● **Stated problem**
Find the string "object" in the records. Copy every line it appears in.

● **Raw records**
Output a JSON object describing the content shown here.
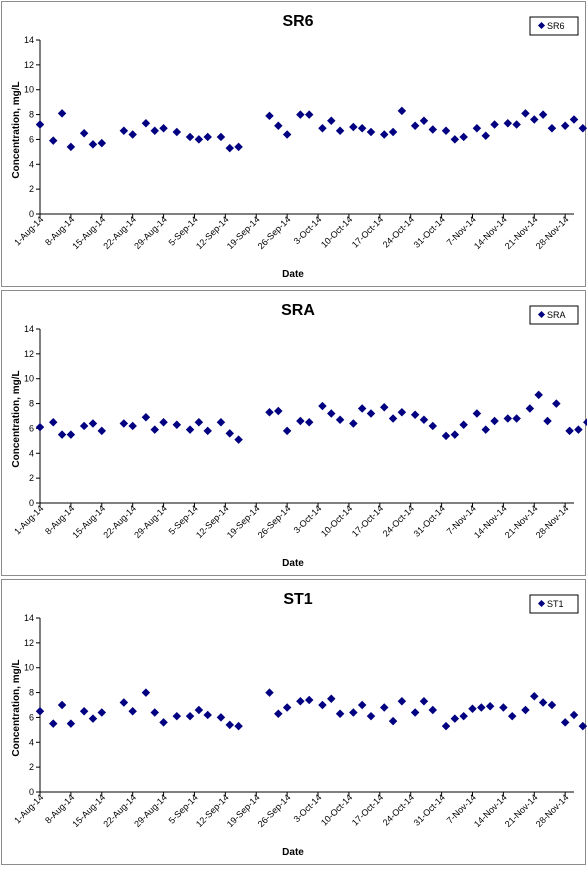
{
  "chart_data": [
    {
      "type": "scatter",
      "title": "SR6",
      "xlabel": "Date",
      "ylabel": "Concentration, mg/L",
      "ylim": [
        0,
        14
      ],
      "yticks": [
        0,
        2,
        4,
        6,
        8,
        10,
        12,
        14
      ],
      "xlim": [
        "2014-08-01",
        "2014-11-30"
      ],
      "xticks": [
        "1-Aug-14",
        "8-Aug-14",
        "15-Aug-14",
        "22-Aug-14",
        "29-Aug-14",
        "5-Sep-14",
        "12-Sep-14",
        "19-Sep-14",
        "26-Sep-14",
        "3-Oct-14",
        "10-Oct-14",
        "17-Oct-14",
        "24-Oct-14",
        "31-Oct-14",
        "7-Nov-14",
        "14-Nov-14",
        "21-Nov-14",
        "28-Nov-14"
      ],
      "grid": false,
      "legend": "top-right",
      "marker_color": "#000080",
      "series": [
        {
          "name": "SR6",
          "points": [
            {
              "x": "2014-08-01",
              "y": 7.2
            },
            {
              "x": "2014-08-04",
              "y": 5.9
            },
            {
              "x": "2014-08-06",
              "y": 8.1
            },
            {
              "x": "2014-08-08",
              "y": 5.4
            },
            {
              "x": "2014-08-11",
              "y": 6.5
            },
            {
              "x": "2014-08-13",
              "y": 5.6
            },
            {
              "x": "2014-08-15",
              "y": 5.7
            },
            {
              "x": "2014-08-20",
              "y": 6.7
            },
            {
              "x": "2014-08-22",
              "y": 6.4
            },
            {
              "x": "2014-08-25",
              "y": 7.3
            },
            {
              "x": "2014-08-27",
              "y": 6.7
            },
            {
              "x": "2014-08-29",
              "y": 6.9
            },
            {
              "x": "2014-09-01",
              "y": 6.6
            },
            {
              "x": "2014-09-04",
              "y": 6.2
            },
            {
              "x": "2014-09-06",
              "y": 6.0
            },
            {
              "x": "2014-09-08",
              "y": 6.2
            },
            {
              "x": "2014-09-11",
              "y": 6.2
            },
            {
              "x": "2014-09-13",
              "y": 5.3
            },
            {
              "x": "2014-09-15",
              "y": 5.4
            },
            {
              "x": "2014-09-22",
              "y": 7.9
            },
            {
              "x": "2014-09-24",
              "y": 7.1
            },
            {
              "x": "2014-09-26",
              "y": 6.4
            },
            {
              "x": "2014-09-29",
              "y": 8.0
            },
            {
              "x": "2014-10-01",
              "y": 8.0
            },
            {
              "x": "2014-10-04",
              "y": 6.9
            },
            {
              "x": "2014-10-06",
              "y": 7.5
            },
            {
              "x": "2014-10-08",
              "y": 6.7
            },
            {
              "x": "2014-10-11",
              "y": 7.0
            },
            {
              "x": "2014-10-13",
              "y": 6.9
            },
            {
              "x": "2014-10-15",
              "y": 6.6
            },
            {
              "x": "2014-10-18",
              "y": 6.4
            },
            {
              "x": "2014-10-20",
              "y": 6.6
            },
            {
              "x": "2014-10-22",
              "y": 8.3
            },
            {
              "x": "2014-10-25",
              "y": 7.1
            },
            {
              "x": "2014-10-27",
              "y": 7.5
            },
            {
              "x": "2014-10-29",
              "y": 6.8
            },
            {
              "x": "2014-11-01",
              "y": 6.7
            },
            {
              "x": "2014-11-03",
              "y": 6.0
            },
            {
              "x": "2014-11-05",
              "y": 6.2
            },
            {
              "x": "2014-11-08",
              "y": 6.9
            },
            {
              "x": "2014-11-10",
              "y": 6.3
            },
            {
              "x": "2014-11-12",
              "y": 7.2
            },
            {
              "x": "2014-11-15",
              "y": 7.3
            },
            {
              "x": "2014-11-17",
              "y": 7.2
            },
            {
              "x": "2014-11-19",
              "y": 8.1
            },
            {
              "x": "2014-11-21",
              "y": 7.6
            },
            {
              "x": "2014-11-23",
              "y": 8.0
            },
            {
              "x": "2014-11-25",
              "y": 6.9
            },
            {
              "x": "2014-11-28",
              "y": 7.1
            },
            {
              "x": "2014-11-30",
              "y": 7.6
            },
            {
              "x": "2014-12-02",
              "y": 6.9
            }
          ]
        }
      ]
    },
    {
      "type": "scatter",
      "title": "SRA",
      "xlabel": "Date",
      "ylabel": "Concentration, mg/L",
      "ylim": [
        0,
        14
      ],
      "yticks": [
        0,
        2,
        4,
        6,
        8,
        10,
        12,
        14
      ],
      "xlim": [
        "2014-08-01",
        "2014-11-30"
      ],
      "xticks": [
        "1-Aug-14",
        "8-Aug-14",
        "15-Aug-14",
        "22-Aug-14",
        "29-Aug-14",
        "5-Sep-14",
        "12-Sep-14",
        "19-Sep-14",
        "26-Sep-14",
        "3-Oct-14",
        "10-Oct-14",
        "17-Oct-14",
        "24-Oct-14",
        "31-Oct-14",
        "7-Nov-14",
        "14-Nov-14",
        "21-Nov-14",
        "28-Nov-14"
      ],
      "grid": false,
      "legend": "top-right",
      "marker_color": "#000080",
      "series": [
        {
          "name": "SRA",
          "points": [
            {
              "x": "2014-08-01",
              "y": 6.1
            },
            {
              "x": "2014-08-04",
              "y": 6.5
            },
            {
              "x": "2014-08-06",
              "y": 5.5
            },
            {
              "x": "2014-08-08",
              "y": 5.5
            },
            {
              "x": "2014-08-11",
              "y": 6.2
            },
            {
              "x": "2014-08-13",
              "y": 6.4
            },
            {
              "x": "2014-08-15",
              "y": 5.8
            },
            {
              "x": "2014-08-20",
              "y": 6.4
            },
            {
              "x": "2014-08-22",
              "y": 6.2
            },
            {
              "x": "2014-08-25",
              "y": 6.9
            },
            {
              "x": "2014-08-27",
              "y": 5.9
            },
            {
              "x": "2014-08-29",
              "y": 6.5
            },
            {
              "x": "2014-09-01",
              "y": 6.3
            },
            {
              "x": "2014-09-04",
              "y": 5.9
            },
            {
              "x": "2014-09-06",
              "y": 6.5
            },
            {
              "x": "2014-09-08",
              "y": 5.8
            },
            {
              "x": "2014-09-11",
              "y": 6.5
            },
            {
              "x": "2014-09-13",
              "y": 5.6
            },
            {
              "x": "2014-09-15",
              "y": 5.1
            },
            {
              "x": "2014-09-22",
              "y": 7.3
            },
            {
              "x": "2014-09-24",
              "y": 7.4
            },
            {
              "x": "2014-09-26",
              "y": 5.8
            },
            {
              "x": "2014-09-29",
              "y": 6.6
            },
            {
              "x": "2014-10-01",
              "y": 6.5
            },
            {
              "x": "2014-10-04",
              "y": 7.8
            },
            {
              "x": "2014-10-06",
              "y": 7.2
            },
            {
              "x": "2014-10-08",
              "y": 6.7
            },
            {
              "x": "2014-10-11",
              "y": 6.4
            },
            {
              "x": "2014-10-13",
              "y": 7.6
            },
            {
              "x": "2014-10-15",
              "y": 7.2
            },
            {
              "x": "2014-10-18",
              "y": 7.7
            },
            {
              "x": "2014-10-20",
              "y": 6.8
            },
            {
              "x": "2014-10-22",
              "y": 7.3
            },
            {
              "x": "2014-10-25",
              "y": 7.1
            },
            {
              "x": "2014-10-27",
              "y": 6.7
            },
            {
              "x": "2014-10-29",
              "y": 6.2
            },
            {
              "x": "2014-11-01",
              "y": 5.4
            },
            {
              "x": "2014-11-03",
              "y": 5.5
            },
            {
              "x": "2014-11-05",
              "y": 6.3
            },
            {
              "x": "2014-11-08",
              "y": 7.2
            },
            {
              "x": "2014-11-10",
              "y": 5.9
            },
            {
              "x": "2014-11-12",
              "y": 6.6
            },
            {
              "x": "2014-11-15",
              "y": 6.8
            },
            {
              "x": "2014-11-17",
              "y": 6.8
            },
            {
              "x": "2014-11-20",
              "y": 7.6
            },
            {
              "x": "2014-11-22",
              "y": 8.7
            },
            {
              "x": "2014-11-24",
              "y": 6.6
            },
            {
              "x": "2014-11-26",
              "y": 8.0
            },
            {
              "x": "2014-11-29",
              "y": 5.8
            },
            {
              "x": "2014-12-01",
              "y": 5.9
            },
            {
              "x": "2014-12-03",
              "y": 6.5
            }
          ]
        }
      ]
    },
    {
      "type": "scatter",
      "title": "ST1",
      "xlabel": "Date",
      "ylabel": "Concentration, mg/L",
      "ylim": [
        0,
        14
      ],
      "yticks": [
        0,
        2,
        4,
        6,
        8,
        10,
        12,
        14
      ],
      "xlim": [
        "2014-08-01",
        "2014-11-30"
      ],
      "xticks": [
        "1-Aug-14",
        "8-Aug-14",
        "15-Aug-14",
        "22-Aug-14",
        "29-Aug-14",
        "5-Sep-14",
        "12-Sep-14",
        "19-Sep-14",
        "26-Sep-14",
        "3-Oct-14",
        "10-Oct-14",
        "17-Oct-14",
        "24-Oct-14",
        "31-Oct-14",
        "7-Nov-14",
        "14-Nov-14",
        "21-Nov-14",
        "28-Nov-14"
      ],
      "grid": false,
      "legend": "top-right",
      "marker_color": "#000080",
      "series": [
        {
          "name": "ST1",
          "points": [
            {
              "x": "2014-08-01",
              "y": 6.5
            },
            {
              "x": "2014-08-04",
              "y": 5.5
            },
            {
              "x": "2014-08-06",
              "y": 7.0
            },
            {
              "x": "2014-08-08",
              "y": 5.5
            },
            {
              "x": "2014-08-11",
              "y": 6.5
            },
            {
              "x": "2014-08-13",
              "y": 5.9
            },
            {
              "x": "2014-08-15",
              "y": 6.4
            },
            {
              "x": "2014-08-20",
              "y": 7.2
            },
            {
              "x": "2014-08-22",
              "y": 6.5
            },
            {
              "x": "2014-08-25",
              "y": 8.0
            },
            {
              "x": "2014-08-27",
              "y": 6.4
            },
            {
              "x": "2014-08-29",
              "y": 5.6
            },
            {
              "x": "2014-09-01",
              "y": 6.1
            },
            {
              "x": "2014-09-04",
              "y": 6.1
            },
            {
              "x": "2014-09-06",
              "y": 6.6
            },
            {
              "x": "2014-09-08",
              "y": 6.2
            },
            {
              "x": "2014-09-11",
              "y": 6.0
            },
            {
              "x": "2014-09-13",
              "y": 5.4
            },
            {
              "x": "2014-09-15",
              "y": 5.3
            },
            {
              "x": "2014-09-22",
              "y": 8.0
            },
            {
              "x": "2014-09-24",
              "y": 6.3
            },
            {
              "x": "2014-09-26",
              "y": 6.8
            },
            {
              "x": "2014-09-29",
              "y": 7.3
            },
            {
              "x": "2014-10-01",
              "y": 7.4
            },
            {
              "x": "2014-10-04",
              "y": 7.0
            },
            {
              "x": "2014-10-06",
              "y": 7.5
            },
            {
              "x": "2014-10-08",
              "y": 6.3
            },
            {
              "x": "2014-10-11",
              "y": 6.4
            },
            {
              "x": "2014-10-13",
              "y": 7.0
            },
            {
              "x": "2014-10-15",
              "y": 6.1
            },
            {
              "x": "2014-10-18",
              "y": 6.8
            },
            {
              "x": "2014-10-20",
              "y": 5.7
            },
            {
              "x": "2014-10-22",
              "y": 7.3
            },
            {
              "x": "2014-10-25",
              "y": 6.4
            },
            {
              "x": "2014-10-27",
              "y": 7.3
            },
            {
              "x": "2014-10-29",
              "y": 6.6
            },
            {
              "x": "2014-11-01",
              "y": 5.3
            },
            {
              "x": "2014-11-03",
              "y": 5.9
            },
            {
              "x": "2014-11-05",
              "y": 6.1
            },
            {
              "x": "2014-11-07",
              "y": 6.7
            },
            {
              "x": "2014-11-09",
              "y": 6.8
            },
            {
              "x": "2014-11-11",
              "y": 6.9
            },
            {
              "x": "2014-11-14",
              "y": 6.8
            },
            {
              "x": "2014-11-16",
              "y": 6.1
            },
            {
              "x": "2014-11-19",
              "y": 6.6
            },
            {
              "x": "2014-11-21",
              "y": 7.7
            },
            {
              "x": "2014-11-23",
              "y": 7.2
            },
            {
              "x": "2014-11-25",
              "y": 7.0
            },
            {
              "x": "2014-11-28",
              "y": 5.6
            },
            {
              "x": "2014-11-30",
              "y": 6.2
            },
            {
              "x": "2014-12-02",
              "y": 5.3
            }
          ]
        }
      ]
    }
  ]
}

...

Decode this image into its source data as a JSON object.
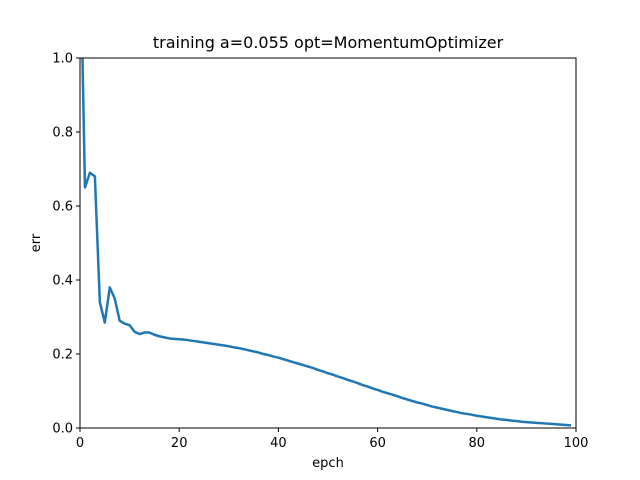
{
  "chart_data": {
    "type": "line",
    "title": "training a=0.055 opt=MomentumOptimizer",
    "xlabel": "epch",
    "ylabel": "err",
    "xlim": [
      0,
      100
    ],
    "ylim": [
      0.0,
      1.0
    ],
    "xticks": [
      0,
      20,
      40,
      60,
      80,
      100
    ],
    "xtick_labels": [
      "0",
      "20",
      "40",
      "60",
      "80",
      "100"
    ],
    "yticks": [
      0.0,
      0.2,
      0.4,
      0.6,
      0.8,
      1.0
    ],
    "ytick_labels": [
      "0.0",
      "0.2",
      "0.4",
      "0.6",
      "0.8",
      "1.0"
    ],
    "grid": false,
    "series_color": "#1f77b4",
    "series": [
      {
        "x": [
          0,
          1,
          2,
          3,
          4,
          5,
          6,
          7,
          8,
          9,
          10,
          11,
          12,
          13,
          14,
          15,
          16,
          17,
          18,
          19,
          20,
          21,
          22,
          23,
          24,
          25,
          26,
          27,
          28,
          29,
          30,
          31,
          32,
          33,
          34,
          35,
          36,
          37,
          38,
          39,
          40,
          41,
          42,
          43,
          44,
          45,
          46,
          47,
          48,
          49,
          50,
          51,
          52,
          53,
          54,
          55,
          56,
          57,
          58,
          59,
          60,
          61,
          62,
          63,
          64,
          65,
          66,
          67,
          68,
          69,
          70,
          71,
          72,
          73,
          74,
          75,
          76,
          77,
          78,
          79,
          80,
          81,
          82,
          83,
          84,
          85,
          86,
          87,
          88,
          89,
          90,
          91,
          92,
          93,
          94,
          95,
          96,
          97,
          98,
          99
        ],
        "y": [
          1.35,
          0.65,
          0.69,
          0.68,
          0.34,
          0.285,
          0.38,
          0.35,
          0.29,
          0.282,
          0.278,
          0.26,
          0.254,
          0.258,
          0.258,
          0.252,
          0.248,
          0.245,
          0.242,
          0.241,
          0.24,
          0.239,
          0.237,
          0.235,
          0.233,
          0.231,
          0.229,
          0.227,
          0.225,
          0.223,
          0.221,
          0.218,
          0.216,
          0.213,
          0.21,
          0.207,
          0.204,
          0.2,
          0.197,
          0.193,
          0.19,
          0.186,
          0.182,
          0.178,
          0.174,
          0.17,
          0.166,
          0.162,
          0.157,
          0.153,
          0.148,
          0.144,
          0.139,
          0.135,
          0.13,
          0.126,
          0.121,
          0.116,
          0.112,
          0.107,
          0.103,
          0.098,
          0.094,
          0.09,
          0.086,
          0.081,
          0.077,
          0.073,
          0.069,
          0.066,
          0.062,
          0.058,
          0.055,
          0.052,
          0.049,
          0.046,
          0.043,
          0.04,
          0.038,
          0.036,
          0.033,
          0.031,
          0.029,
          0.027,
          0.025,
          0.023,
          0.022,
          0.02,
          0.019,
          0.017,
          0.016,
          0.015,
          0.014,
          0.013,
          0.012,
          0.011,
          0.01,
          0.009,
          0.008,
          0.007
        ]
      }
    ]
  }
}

● **Answer to the task**
Output a JSON object describing the content shown here.
Decode this image into its source data as a JSON object.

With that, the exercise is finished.